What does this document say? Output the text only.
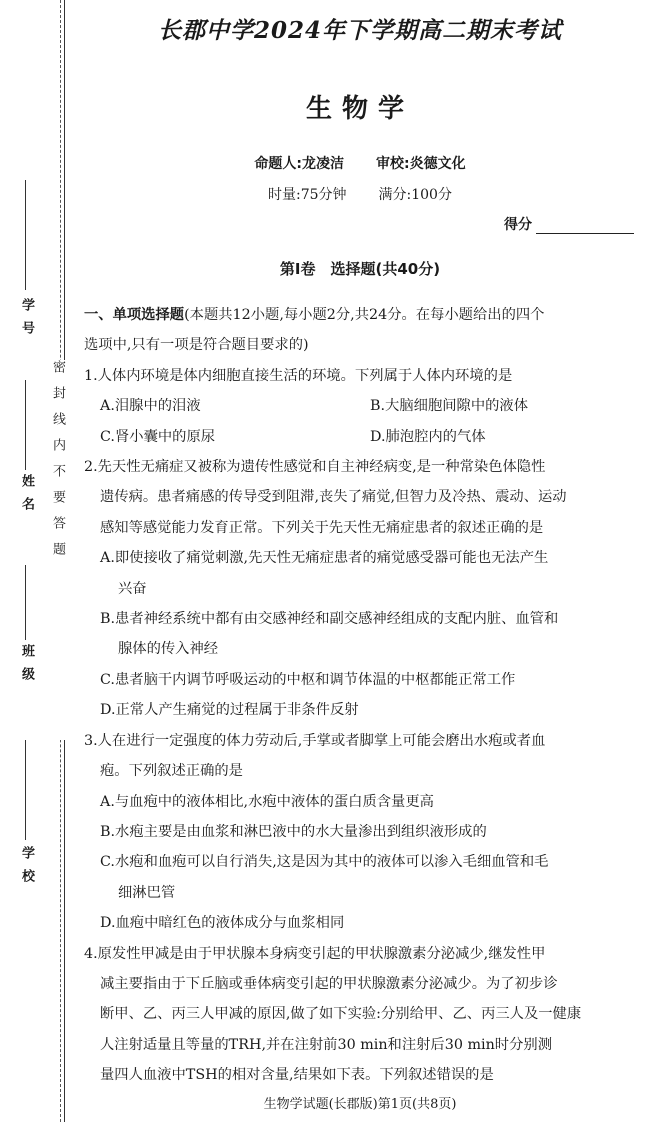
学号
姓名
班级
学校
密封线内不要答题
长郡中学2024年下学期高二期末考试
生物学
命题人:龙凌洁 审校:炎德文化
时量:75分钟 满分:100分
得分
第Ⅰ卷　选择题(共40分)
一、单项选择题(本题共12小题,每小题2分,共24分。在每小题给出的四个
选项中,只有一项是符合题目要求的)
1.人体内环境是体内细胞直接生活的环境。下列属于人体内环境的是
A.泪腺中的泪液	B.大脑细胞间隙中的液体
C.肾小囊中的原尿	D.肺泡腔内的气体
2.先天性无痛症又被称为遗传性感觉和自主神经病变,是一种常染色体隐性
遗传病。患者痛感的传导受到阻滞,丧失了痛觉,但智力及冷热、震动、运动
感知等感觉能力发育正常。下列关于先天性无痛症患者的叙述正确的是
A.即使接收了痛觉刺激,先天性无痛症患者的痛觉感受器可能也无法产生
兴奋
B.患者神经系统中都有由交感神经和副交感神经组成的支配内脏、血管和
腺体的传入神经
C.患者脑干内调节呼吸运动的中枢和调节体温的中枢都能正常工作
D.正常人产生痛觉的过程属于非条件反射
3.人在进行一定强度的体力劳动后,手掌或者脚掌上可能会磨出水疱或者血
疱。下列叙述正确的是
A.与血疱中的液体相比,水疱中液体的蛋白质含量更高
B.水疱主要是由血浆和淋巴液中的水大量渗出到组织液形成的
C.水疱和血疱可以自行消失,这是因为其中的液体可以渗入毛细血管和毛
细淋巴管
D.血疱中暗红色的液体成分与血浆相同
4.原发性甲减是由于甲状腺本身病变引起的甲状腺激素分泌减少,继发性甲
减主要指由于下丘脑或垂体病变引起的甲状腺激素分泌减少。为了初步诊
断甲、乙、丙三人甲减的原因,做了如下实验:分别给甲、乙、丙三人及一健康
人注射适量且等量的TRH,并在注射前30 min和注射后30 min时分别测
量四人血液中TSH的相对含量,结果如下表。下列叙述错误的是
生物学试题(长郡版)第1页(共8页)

---

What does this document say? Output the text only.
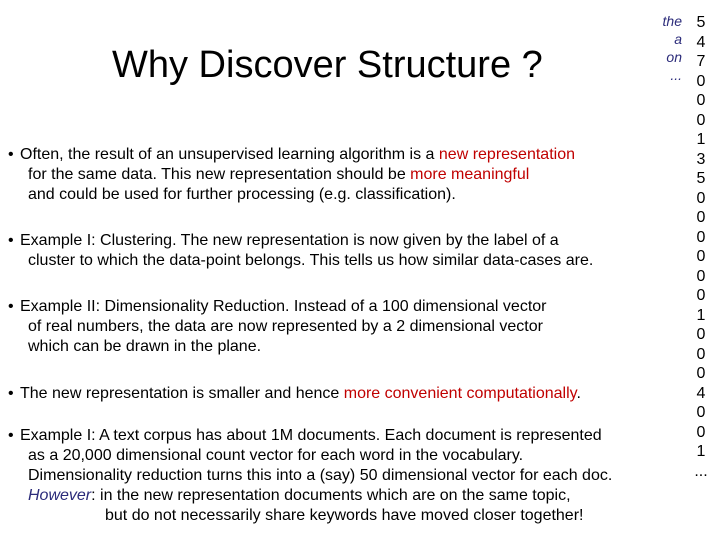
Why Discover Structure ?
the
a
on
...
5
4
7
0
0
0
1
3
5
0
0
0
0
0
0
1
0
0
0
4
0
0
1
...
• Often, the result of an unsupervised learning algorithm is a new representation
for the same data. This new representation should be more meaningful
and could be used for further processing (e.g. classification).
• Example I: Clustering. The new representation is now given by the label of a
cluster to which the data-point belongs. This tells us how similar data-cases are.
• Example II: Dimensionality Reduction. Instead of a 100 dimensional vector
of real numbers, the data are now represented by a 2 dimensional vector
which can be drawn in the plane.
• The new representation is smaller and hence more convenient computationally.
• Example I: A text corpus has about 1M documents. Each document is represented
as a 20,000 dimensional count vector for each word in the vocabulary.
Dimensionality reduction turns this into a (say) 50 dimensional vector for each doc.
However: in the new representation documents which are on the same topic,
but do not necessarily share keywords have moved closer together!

◆ **Do this**:
Gather all lines where the word "represented" appears.

◆ **Output**:
of real numbers, the data are now represented by a 2 dimensional vector
• Example I: A text corpus has about 1M documents. Each document is represented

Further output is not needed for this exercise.